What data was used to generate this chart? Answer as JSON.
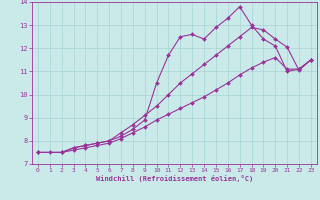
{
  "xlabel": "Windchill (Refroidissement éolien,°C)",
  "background_color": "#caeaea",
  "grid_color": "#aad4d4",
  "line_color": "#993399",
  "xlim": [
    -0.5,
    23.5
  ],
  "ylim": [
    7,
    14
  ],
  "xticks": [
    0,
    1,
    2,
    3,
    4,
    5,
    6,
    7,
    8,
    9,
    10,
    11,
    12,
    13,
    14,
    15,
    16,
    17,
    18,
    19,
    20,
    21,
    22,
    23
  ],
  "yticks": [
    7,
    8,
    9,
    10,
    11,
    12,
    13,
    14
  ],
  "line1_x": [
    0,
    1,
    2,
    3,
    4,
    5,
    6,
    7,
    8,
    9,
    10,
    11,
    12,
    13,
    14,
    15,
    16,
    17,
    18,
    19,
    20,
    21,
    22,
    23
  ],
  "line1_y": [
    7.5,
    7.5,
    7.5,
    7.7,
    7.8,
    7.9,
    8.0,
    8.2,
    8.5,
    8.9,
    10.5,
    11.7,
    12.5,
    12.6,
    12.4,
    12.9,
    13.3,
    13.8,
    13.0,
    12.4,
    12.1,
    11.0,
    11.1,
    11.5
  ],
  "line2_x": [
    0,
    2,
    3,
    4,
    5,
    6,
    7,
    8,
    9,
    10,
    11,
    12,
    13,
    14,
    15,
    16,
    17,
    18,
    19,
    20,
    21,
    22,
    23
  ],
  "line2_y": [
    7.5,
    7.5,
    7.7,
    7.8,
    7.9,
    8.0,
    8.35,
    8.7,
    9.1,
    9.5,
    10.0,
    10.5,
    10.9,
    11.3,
    11.7,
    12.1,
    12.5,
    12.9,
    12.8,
    12.4,
    12.05,
    11.05,
    11.5
  ],
  "line3_x": [
    0,
    2,
    3,
    4,
    5,
    6,
    7,
    8,
    9,
    10,
    11,
    12,
    13,
    14,
    15,
    16,
    17,
    18,
    19,
    20,
    21,
    22,
    23
  ],
  "line3_y": [
    7.5,
    7.5,
    7.6,
    7.7,
    7.8,
    7.9,
    8.1,
    8.35,
    8.6,
    8.9,
    9.15,
    9.4,
    9.65,
    9.9,
    10.2,
    10.5,
    10.85,
    11.15,
    11.4,
    11.6,
    11.1,
    11.1,
    11.5
  ]
}
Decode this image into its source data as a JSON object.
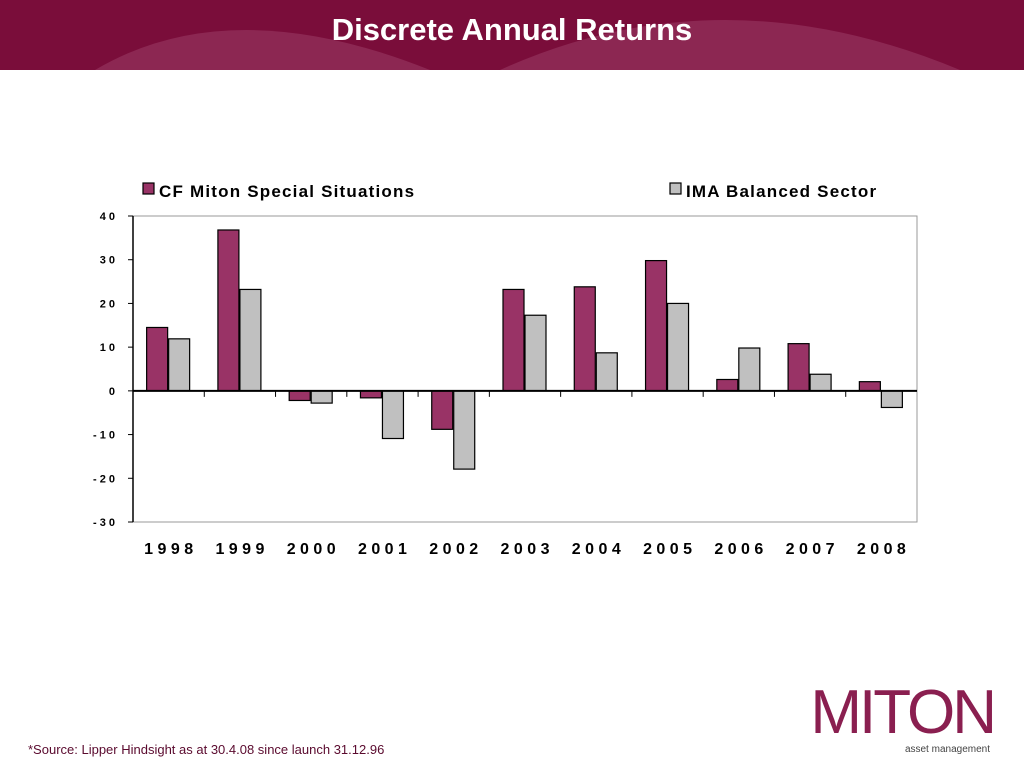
{
  "header": {
    "title": "Discrete Annual Returns"
  },
  "footer": {
    "source": "*Source: Lipper Hindsight as at  30.4.08 since launch 31.12.96"
  },
  "logo": {
    "name": "MITON",
    "tagline": "asset management"
  },
  "colors": {
    "header_bg": "#7a0d3a",
    "series1": "#993366",
    "series2": "#c0c0c0"
  },
  "chart_data": {
    "type": "bar",
    "categories": [
      "1998",
      "1999",
      "2000",
      "2001",
      "2002",
      "2003",
      "2004",
      "2005",
      "2006",
      "2007",
      "2008"
    ],
    "series": [
      {
        "name": "CF Miton Special Situations",
        "color": "#993366",
        "values": [
          14.5,
          36.8,
          -2.2,
          -1.6,
          -8.8,
          23.2,
          23.8,
          29.8,
          2.6,
          10.8,
          2.1
        ]
      },
      {
        "name": "IMA Balanced Sector",
        "color": "#c0c0c0",
        "values": [
          11.9,
          23.2,
          -2.8,
          -10.9,
          -17.9,
          17.3,
          8.7,
          20.0,
          9.8,
          3.8,
          -3.8
        ]
      }
    ],
    "yticks": [
      40,
      30,
      20,
      10,
      0,
      -10,
      -20,
      -30
    ],
    "ylim": [
      -30,
      40
    ],
    "legend": "top",
    "grid": false
  }
}
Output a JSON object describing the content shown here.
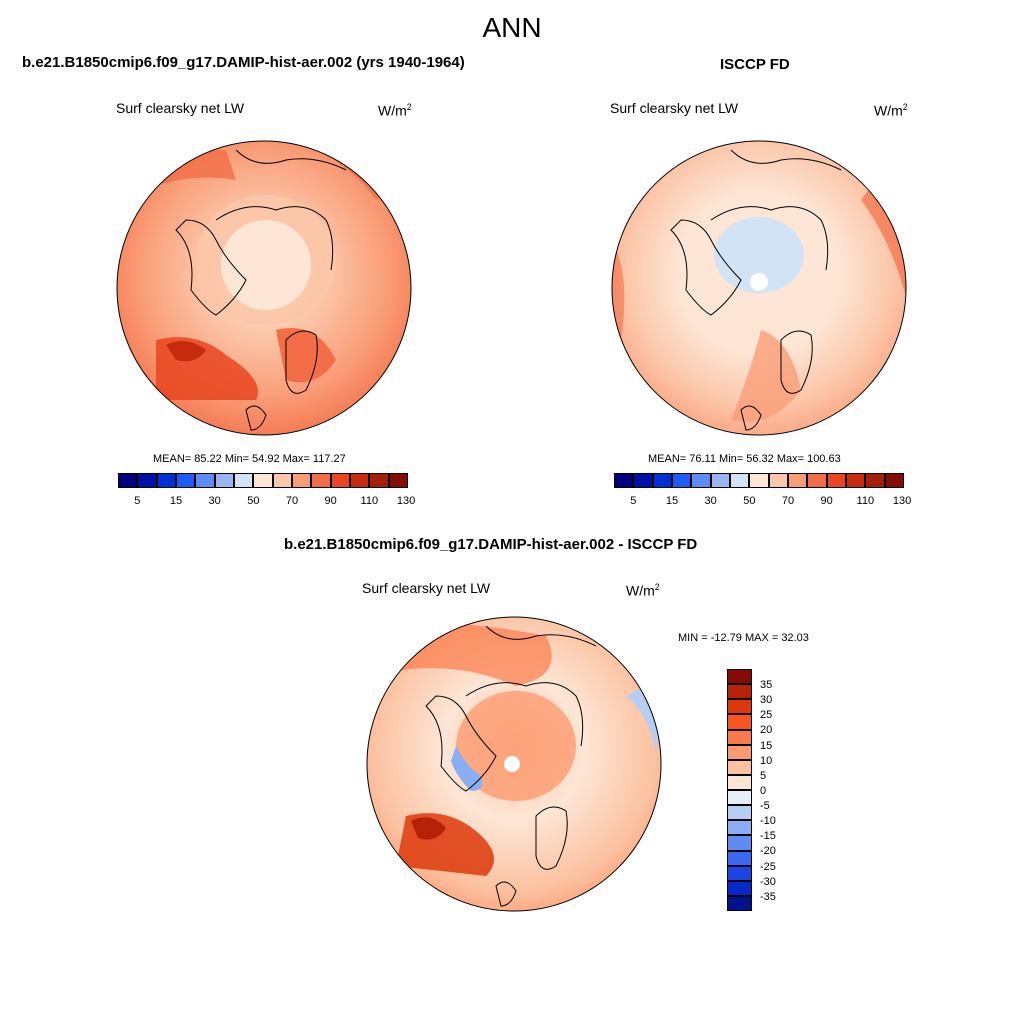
{
  "title": "ANN",
  "panels": [
    {
      "id": "model",
      "header": "b.e21.B1850cmip6.f09_g17.DAMIP-hist-aer.002 (yrs 1940-1964)",
      "variable": "Surf clearsky net LW",
      "units": "W/m",
      "units_sup": "2",
      "stats": "MEAN=  85.22  Min=  54.92  Max= 117.27"
    },
    {
      "id": "obs",
      "header": "ISCCP FD",
      "variable": "Surf clearsky net LW",
      "units": "W/m",
      "units_sup": "2",
      "stats": "MEAN=  76.11  Min=  56.32  Max= 100.63"
    },
    {
      "id": "diff",
      "header": "b.e21.B1850cmip6.f09_g17.DAMIP-hist-aer.002 - ISCCP FD",
      "variable": "Surf clearsky net LW",
      "units": "W/m",
      "units_sup": "2",
      "stats": "MIN = -12.79 MAX =  32.03"
    }
  ],
  "colorbar_abs": {
    "colors": [
      "#00007f",
      "#0012a6",
      "#0030d8",
      "#1e5cf8",
      "#5b8cf8",
      "#98b6f6",
      "#d3e3f6",
      "#fde6d6",
      "#fcc6a9",
      "#f99d77",
      "#f36e47",
      "#e84520",
      "#c72a0c",
      "#a81c0a",
      "#850c05"
    ],
    "tick_labels": [
      "5",
      "15",
      "30",
      "50",
      "70",
      "90",
      "110",
      "130"
    ]
  },
  "colorbar_diff": {
    "colors_top_to_bottom": [
      "#850c05",
      "#b52208",
      "#dd380c",
      "#f85521",
      "#fb7a48",
      "#fc9b70",
      "#fcc1a0",
      "#fde6d6",
      "#e6eef8",
      "#b5cff4",
      "#8aaef4",
      "#5f8cf4",
      "#3a68f0",
      "#1a44e6",
      "#0628c8",
      "#00138f"
    ],
    "tick_labels": [
      "35",
      "30",
      "25",
      "20",
      "15",
      "10",
      "5",
      "0",
      "-5",
      "-10",
      "-15",
      "-20",
      "-25",
      "-30",
      "-35"
    ]
  },
  "chart_data": {
    "type": "heatmap",
    "projection": "north polar stereographic",
    "season": "ANN",
    "fields": [
      {
        "name": "b.e21.B1850cmip6.f09_g17.DAMIP-hist-aer.002 (yrs 1940-1964)",
        "mean": 85.22,
        "min": 54.92,
        "max": 117.27,
        "units": "W/m2"
      },
      {
        "name": "ISCCP FD",
        "mean": 76.11,
        "min": 56.32,
        "max": 100.63,
        "units": "W/m2"
      },
      {
        "name": "b.e21.B1850cmip6.f09_g17.DAMIP-hist-aer.002 - ISCCP FD",
        "min": -12.79,
        "max": 32.03,
        "units": "W/m2"
      }
    ],
    "abs_levels": [
      5,
      15,
      30,
      50,
      70,
      90,
      110,
      130
    ],
    "diff_levels": [
      35,
      30,
      25,
      20,
      15,
      10,
      5,
      0,
      -5,
      -10,
      -15,
      -20,
      -25,
      -30,
      -35
    ]
  }
}
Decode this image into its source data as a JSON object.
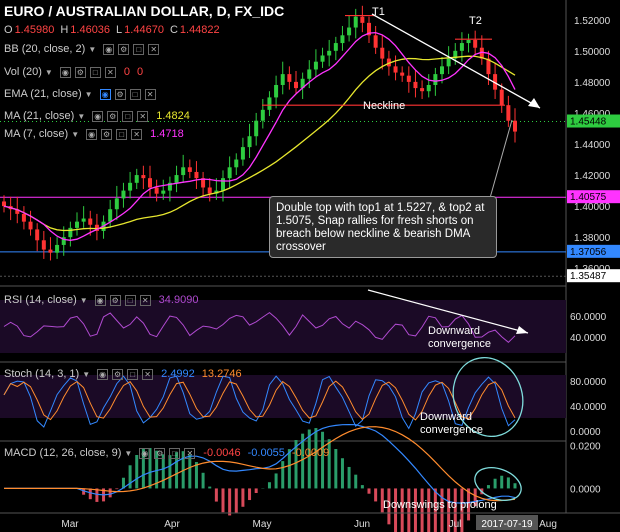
{
  "header": {
    "title": "EURO / AUSTRALIAN DOLLAR, D, FX_IDC",
    "ohlc": [
      {
        "k": "O",
        "v": "1.45980"
      },
      {
        "k": "H",
        "v": "1.46036"
      },
      {
        "k": "L",
        "v": "1.44670"
      },
      {
        "k": "C",
        "v": "1.44822"
      }
    ]
  },
  "indicators": {
    "bb": "BB (20, close, 2)",
    "vol": "Vol (20)",
    "vol_v1": "0",
    "vol_v2": "0",
    "ema": "EMA (21, close)",
    "ma21": "MA (21, close)",
    "ma21_value": "1.4824",
    "ma7": "MA (7, close)",
    "ma7_value": "1.4718"
  },
  "rsi": {
    "label": "RSI (14, close)",
    "value": "34.9090"
  },
  "stoch": {
    "label": "Stoch (14, 3, 1)",
    "k": "2.4992",
    "d": "13.2746"
  },
  "macd": {
    "label": "MACD (12, 26, close, 9)",
    "v1": "-0.0046",
    "v2": "-0.0055",
    "v3": "-0.0009"
  },
  "price_axis": {
    "ticks": [
      "1.52000",
      "1.50000",
      "1.48000",
      "1.46000",
      "1.44000",
      "1.42000",
      "1.40000",
      "1.38000",
      "1.36000"
    ],
    "tags": [
      {
        "label": "1.45448",
        "color": "#2ecc40"
      },
      {
        "label": "1.40575",
        "color": "#ff33ff"
      },
      {
        "label": "1.37056",
        "color": "#3388ff"
      },
      {
        "label": "1.35487",
        "color": "#ffffff"
      }
    ]
  },
  "rsi_axis": [
    "60.0000",
    "40.0000"
  ],
  "stoch_axis": [
    "80.0000",
    "40.0000",
    "0.0000"
  ],
  "macd_axis": [
    "0.0200",
    "0.0000"
  ],
  "time_axis": [
    "Mar",
    "Apr",
    "May",
    "Jun",
    "Jul",
    "2017-07-19",
    "Aug"
  ],
  "annotations": {
    "t1": "T1",
    "t2": "T2",
    "neckline": "Neckline",
    "note": "Double top with top1 at 1.5227, & top2 at 1.5075, Snap rallies for fresh shorts on breach below neckline & bearish DMA crossover",
    "rsi_div": "Downward convergence",
    "stoch_div": "Downward convergence",
    "macd_note": "Downswings to prolong"
  },
  "colors": {
    "bull": "#2ecc40",
    "bear": "#ff3333",
    "ma21": "#e6e62e",
    "ma7": "#ff33ff",
    "panel_bg": "#1b0a26",
    "blue": "#3388ff"
  },
  "chart_data": {
    "type": "candlestick",
    "title": "EURO / AUSTRALIAN DOLLAR, D, FX_IDC",
    "ylim": [
      1.355,
      1.525
    ],
    "x": [
      "Mar",
      "Apr",
      "May",
      "Jun",
      "Jul",
      "2017-07-19",
      "Aug"
    ],
    "series": [
      {
        "name": "MA (21, close)",
        "last": 1.4824
      },
      {
        "name": "MA (7, close)",
        "last": 1.4718
      }
    ],
    "close_path": [
      1.4,
      1.398,
      1.395,
      1.39,
      1.385,
      1.378,
      1.372,
      1.37,
      1.375,
      1.38,
      1.386,
      1.39,
      1.392,
      1.388,
      1.384,
      1.39,
      1.398,
      1.405,
      1.41,
      1.415,
      1.42,
      1.418,
      1.412,
      1.408,
      1.41,
      1.415,
      1.42,
      1.425,
      1.422,
      1.418,
      1.412,
      1.408,
      1.41,
      1.418,
      1.425,
      1.43,
      1.438,
      1.445,
      1.455,
      1.462,
      1.47,
      1.478,
      1.485,
      1.48,
      1.476,
      1.482,
      1.488,
      1.493,
      1.497,
      1.5,
      1.505,
      1.51,
      1.515,
      1.522,
      1.518,
      1.51,
      1.502,
      1.495,
      1.49,
      1.486,
      1.484,
      1.48,
      1.476,
      1.474,
      1.478,
      1.485,
      1.49,
      1.495,
      1.5,
      1.505,
      1.507,
      1.502,
      1.495,
      1.485,
      1.475,
      1.465,
      1.455,
      1.448
    ],
    "key_levels": [
      1.5227,
      1.5075,
      1.465,
      1.40575,
      1.37056
    ]
  }
}
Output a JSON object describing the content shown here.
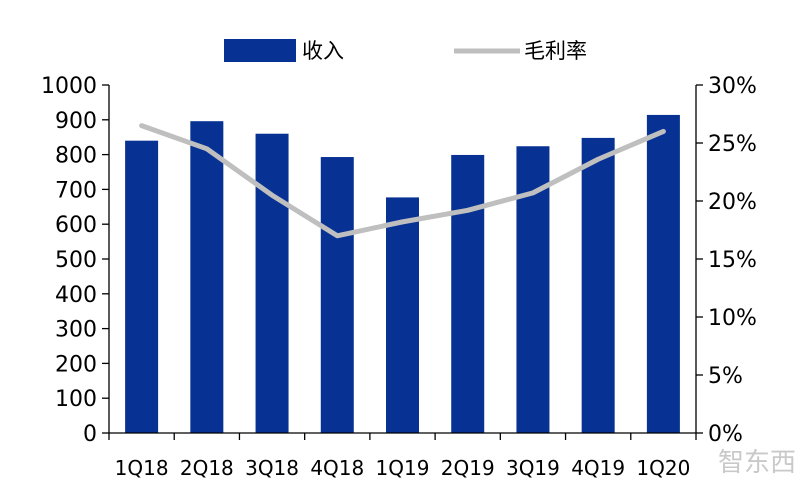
{
  "colors": {
    "bar": "#073293",
    "line": "#bfbfbf",
    "axis": "#000000",
    "watermark": "#c9c9c9"
  },
  "watermark_text": "智东西",
  "chart_data": {
    "type": "bar",
    "categories": [
      "1Q18",
      "2Q18",
      "3Q18",
      "4Q18",
      "1Q19",
      "2Q19",
      "3Q19",
      "4Q19",
      "1Q20"
    ],
    "series": [
      {
        "name": "收入",
        "type": "bar",
        "axis": "left",
        "values": [
          840,
          896,
          860,
          793,
          677,
          799,
          824,
          848,
          914
        ]
      },
      {
        "name": "毛利率",
        "type": "line",
        "axis": "right",
        "unit": "%",
        "values": [
          26.5,
          24.5,
          20.5,
          17.0,
          18.2,
          19.2,
          20.7,
          23.6,
          26.0
        ]
      }
    ],
    "ylim_left": [
      0,
      1000
    ],
    "yticks_left": [
      "0",
      "100",
      "200",
      "300",
      "400",
      "500",
      "600",
      "700",
      "800",
      "900",
      "1000"
    ],
    "ylim_right": [
      0,
      30
    ],
    "yticks_right": [
      "0%",
      "5%",
      "10%",
      "15%",
      "20%",
      "25%",
      "30%"
    ],
    "legend_position": "top-center",
    "grid": false
  }
}
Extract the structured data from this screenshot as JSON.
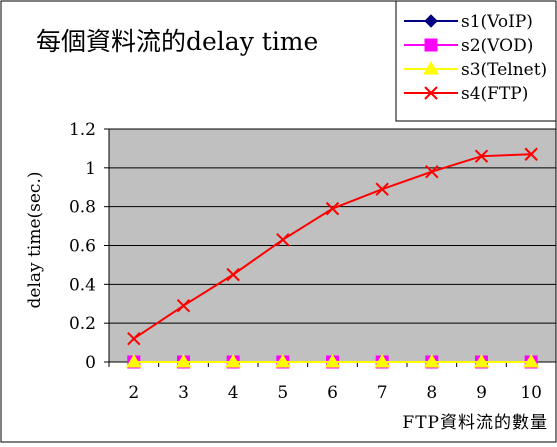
{
  "chart_data": {
    "type": "line",
    "title": "每個資料流的delay time",
    "xlabel": "FTP資料流的數量",
    "ylabel": "delay time(sec.)",
    "categories": [
      "2",
      "3",
      "4",
      "5",
      "6",
      "7",
      "8",
      "9",
      "10"
    ],
    "ylim": [
      0,
      1.2
    ],
    "yticks": [
      "0",
      "0.2",
      "0.4",
      "0.6",
      "0.8",
      "1",
      "1.2"
    ],
    "grid": true,
    "legend_position": "top-right",
    "plot_background": "#c0c0c0",
    "series": [
      {
        "name": "s1(VoIP)",
        "color": "#000080",
        "marker": "diamond",
        "values": [
          0,
          0,
          0,
          0,
          0,
          0,
          0,
          0,
          0
        ]
      },
      {
        "name": "s2(VOD)",
        "color": "#ff00ff",
        "marker": "square",
        "values": [
          0,
          0,
          0,
          0,
          0,
          0,
          0,
          0,
          0
        ]
      },
      {
        "name": "s3(Telnet)",
        "color": "#ffff00",
        "marker": "triangle",
        "values": [
          0,
          0,
          0,
          0,
          0,
          0,
          0,
          0,
          0
        ]
      },
      {
        "name": "s4(FTP)",
        "color": "#ff0000",
        "marker": "x",
        "values": [
          0.12,
          0.29,
          0.45,
          0.63,
          0.79,
          0.89,
          0.98,
          1.06,
          1.07
        ]
      }
    ]
  }
}
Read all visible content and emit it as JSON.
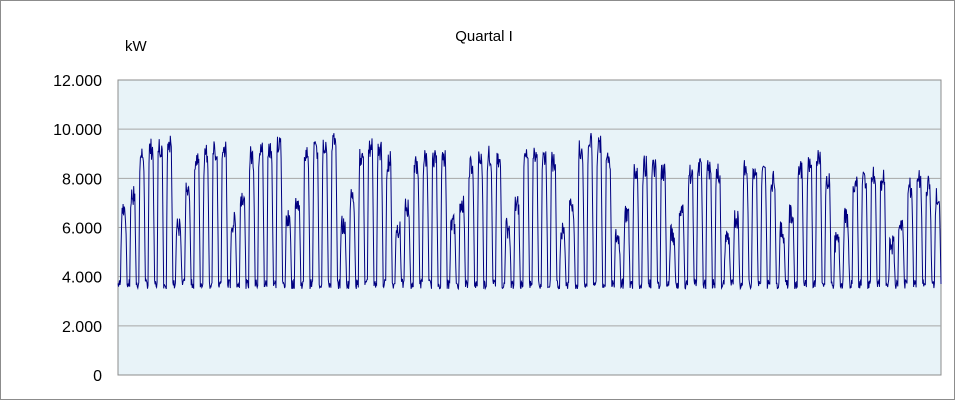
{
  "chart_data": {
    "type": "line",
    "title": "Quartal I",
    "ylabel": "kW",
    "xlabel": "",
    "ylim": [
      0,
      12000
    ],
    "yticks": [
      0,
      2000,
      4000,
      6000,
      8000,
      10000,
      12000
    ],
    "ytick_labels": [
      "0",
      "2.000",
      "4.000",
      "6.000",
      "8.000",
      "10.000",
      "12.000"
    ],
    "x_tick_labels": [],
    "grid": "horizontal",
    "plot_background": "#e8f3f8",
    "series_color": "#000080",
    "series": [
      {
        "day_peaks": [
          6800,
          7300,
          8900,
          9200,
          9300,
          9500,
          6000,
          7400,
          8800,
          9000,
          9100,
          9200,
          6200,
          7300,
          8900,
          9100,
          9200,
          9300,
          6300,
          7100,
          9000,
          9200,
          9400,
          9500,
          6100,
          7200,
          8900,
          9300,
          9100,
          8700,
          6000,
          6800,
          8600,
          8800,
          8900,
          8700,
          6100,
          7000,
          8500,
          8700,
          8900,
          8600,
          6000,
          6900,
          8800,
          9000,
          8900,
          8700,
          5800,
          7000,
          9200,
          9400,
          9300,
          8800,
          5600,
          6600,
          8300,
          8500,
          8400,
          8300,
          5700,
          6600,
          8200,
          8400,
          8300,
          8200,
          5600,
          6400,
          8300,
          8400,
          8200,
          7900,
          5800,
          6500,
          8400,
          8600,
          8900,
          7800,
          5400,
          6400,
          7800,
          8000,
          8100,
          7900,
          5300,
          6200,
          7600,
          7900,
          7700,
          7200
        ],
        "night_base": 3700
      }
    ]
  }
}
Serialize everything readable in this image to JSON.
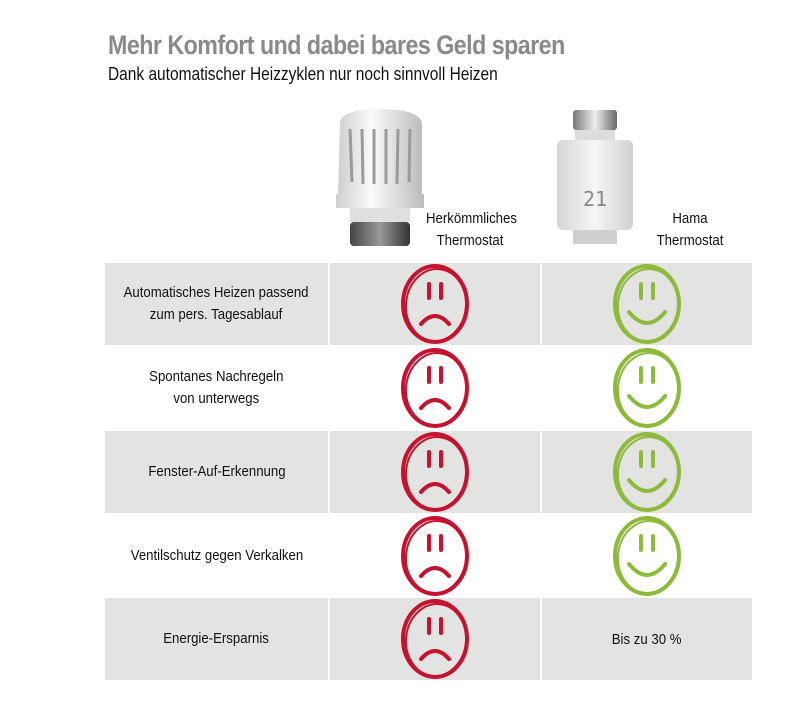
{
  "header": {
    "title": "Mehr Komfort und dabei bares Geld sparen",
    "subtitle": "Dank automatischer Heizzyklen nur noch sinnvoll Heizen"
  },
  "products": [
    {
      "label_line1": "Herkömmliches",
      "label_line2": "Thermostat"
    },
    {
      "label_line1": "Hama",
      "label_line2": "Thermostat",
      "display": "21"
    }
  ],
  "colors": {
    "sad": "#c4122f",
    "happy": "#8dba3b",
    "row_gray": "#e3e3e2"
  },
  "rows": [
    {
      "feature": "Automatisches Heizen passend\nzum pers. Tagesablauf",
      "conventional": "sad-face-icon",
      "hama": "happy-face-icon"
    },
    {
      "feature": "Spontanes Nachregeln\nvon unterwegs",
      "conventional": "sad-face-icon",
      "hama": "happy-face-icon"
    },
    {
      "feature": "Fenster-Auf-Erkennung",
      "conventional": "sad-face-icon",
      "hama": "happy-face-icon"
    },
    {
      "feature": "Ventilschutz gegen Verkalken",
      "conventional": "sad-face-icon",
      "hama": "happy-face-icon"
    },
    {
      "feature": "Energie-Ersparnis",
      "conventional": "sad-face-icon",
      "hama_text": "Bis zu 30 %"
    }
  ]
}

Exercise aim
Copy each line of the listing in which the word "marker" can be found.

Result below
        "marker": "diamond",
        "marker": "square",
        "marker": "triangle",
        "marker": "x",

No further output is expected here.